## EXERCISE BRIEF
From the listing below, pick out each line with the word "name".

## INFORMATION PROVIDED
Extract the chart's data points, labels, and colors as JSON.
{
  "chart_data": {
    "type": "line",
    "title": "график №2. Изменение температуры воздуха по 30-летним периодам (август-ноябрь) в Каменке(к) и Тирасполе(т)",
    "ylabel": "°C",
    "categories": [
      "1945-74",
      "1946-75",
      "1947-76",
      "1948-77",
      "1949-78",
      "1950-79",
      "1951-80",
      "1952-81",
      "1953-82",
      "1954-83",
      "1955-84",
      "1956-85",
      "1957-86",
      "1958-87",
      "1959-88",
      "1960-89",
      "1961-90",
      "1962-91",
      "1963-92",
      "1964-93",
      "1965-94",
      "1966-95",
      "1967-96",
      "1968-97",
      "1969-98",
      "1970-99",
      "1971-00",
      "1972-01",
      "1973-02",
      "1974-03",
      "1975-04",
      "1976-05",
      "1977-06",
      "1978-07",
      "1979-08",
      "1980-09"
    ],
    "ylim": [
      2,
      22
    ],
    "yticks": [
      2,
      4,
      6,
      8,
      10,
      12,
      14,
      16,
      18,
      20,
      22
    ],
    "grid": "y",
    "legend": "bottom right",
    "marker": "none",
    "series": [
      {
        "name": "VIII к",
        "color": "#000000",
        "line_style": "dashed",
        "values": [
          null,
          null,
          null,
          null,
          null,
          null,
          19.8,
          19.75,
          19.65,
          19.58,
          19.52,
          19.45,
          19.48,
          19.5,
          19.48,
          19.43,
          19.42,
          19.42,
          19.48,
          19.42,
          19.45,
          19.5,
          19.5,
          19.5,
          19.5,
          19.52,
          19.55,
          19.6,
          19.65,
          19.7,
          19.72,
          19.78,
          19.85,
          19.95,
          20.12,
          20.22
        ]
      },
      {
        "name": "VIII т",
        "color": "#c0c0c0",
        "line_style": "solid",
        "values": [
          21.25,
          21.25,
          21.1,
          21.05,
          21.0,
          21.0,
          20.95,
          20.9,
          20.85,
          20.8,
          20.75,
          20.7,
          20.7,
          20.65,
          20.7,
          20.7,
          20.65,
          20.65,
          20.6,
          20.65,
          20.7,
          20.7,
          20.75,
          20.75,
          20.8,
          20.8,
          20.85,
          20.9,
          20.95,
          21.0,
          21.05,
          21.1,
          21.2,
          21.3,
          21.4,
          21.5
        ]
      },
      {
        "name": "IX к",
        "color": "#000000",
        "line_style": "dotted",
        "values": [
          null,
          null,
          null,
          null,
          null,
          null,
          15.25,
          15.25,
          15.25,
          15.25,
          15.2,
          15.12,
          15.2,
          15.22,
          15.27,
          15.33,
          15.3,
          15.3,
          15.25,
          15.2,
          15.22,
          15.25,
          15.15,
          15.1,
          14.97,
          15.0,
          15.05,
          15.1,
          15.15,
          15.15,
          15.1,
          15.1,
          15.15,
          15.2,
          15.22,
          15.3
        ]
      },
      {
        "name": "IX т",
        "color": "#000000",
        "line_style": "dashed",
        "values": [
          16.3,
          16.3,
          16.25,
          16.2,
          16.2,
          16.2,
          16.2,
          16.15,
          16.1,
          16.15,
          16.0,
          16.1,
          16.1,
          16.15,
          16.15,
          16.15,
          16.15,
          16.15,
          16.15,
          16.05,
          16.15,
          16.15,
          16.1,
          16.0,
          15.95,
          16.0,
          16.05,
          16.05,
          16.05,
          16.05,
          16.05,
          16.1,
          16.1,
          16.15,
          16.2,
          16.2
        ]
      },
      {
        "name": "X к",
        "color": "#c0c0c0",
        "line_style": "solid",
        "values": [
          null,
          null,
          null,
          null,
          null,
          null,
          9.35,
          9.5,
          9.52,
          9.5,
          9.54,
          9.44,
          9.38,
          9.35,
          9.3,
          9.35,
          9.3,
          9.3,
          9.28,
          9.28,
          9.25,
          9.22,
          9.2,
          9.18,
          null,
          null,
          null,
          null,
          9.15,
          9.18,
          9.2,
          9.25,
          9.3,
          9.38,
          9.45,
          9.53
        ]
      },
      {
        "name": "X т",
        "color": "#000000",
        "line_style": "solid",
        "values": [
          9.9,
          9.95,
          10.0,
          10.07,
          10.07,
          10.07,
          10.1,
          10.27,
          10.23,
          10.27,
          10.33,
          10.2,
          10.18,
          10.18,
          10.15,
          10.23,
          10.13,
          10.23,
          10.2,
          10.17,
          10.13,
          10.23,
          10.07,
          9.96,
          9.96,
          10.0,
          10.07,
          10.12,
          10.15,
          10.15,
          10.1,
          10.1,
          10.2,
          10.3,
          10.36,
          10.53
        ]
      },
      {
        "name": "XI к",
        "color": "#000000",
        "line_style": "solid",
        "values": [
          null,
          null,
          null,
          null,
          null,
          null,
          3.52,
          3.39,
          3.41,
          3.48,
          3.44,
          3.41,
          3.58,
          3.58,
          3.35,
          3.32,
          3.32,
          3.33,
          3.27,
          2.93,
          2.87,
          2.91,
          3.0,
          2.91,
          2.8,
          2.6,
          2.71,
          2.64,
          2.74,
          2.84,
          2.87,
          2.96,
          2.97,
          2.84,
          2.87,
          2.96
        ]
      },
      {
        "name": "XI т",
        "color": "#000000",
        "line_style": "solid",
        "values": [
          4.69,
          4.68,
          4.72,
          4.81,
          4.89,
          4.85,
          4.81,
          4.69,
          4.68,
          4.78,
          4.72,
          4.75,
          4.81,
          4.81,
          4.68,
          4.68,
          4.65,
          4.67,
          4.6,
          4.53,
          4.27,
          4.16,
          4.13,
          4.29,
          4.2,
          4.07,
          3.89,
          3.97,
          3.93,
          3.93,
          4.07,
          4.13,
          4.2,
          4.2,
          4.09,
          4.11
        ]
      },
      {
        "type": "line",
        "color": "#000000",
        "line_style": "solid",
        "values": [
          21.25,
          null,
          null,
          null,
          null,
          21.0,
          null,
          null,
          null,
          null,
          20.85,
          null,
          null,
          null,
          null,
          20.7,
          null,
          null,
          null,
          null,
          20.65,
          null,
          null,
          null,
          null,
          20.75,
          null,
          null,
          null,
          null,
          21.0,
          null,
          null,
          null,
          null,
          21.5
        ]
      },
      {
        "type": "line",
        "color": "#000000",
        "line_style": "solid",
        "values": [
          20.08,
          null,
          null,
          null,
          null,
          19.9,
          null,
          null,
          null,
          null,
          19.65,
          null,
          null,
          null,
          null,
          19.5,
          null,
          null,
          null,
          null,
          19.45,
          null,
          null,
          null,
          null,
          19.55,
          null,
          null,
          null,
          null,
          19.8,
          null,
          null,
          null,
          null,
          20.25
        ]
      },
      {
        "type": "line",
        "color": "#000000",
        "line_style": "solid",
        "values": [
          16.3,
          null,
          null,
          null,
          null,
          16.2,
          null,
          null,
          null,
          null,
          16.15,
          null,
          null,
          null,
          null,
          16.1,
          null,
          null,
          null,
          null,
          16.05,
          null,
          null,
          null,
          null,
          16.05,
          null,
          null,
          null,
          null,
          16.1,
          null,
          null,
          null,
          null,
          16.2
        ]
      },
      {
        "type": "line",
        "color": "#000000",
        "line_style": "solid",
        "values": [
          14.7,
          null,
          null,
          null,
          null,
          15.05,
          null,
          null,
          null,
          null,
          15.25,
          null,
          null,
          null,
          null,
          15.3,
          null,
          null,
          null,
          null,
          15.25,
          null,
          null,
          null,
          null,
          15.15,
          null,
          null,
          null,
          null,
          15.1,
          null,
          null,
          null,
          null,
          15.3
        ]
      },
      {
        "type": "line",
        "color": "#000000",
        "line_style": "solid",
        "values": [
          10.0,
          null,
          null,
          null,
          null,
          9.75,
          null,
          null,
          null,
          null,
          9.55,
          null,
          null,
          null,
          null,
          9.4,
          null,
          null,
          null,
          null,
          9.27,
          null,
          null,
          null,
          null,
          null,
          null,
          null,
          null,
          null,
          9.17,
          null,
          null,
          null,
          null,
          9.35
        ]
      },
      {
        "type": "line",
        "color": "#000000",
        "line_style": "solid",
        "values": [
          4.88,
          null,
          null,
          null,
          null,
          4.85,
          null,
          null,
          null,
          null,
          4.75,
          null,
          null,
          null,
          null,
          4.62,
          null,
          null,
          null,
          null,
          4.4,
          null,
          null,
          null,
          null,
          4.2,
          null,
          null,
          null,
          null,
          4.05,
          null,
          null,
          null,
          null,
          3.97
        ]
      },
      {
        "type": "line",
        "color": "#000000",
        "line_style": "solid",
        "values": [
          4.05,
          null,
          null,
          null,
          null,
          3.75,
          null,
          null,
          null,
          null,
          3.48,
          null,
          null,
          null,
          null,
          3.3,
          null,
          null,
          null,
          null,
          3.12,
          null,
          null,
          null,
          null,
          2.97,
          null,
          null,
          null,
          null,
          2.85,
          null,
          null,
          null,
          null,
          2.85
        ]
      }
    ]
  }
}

## OUTPUT
        "name": "VIII к",
        "name": "VIII т",
        "name": "IX к",
        "name": "IX т",
        "name": "X к",
        "name": "X т",
        "name": "XI к",
        "name": "XI т",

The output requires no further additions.